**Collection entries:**
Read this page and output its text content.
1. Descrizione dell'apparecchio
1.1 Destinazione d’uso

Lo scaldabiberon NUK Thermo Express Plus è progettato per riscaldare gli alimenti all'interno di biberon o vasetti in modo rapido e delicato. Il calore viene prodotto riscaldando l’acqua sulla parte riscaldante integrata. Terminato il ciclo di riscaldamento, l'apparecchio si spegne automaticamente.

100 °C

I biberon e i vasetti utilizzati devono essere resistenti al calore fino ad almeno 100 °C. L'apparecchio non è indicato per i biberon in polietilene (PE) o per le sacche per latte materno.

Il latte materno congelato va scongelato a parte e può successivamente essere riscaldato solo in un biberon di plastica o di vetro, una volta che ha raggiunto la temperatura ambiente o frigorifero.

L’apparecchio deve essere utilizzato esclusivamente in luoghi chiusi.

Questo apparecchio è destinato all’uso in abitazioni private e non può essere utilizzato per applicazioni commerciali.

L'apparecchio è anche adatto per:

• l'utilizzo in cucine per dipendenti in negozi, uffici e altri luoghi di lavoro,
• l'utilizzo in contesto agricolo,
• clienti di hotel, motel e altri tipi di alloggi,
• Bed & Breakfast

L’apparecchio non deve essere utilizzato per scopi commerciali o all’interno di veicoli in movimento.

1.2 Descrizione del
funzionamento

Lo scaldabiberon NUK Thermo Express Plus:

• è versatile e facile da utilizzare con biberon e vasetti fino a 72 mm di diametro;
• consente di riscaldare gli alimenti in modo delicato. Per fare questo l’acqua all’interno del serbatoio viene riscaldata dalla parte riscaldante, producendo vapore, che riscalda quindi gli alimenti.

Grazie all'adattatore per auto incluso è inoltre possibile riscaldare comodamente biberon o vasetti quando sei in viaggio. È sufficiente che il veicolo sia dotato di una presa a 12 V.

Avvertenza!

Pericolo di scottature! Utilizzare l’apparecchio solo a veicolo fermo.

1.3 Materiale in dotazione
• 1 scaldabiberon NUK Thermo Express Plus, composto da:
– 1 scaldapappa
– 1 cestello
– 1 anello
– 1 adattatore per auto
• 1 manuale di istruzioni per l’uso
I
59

**Exercise:**
Transcribe the whole listing with nothing added or left out.

**Exercise response:**
Read this page and output its text content.
1. Descrizione dell'apparecchio
1.1 Destinazione d’uso

Lo scaldabiberon NUK Thermo Express Plus è progettato per riscaldare gli alimenti all'interno di biberon o vasetti in modo rapido e delicato. Il calore viene prodotto riscaldando l’acqua sulla parte riscaldante integrata. Terminato il ciclo di riscaldamento, l'apparecchio si spegne automaticamente.

100 °C

I biberon e i vasetti utilizzati devono essere resistenti al calore fino ad almeno 100 °C. L'apparecchio non è indicato per i biberon in polietilene (PE) o per le sacche per latte materno.

Il latte materno congelato va scongelato a parte e può successivamente essere riscaldato solo in un biberon di plastica o di vetro, una volta che ha raggiunto la temperatura ambiente o frigorifero.

L’apparecchio deve essere utilizzato esclusivamente in luoghi chiusi.

Questo apparecchio è destinato all’uso in abitazioni private e non può essere utilizzato per applicazioni commerciali.

L'apparecchio è anche adatto per:

• l'utilizzo in cucine per dipendenti in negozi, uffici e altri luoghi di lavoro,
• l'utilizzo in contesto agricolo,
• clienti di hotel, motel e altri tipi di alloggi,
• Bed & Breakfast

L’apparecchio non deve essere utilizzato per scopi commerciali o all’interno di veicoli in movimento.

1.2 Descrizione del
funzionamento

Lo scaldabiberon NUK Thermo Express Plus:

• è versatile e facile da utilizzare con biberon e vasetti fino a 72 mm di diametro;
• consente di riscaldare gli alimenti in modo delicato. Per fare questo l’acqua all’interno del serbatoio viene riscaldata dalla parte riscaldante, producendo vapore, che riscalda quindi gli alimenti.

Grazie all'adattatore per auto incluso è inoltre possibile riscaldare comodamente biberon o vasetti quando sei in viaggio. È sufficiente che il veicolo sia dotato di una presa a 12 V.

Avvertenza!

Pericolo di scottature! Utilizzare l’apparecchio solo a veicolo fermo.

1.3 Materiale in dotazione
• 1 scaldabiberon NUK Thermo Express Plus, composto da:
– 1 scaldapappa
– 1 cestello
– 1 anello
– 1 adattatore per auto
• 1 manuale di istruzioni per l’uso
I
59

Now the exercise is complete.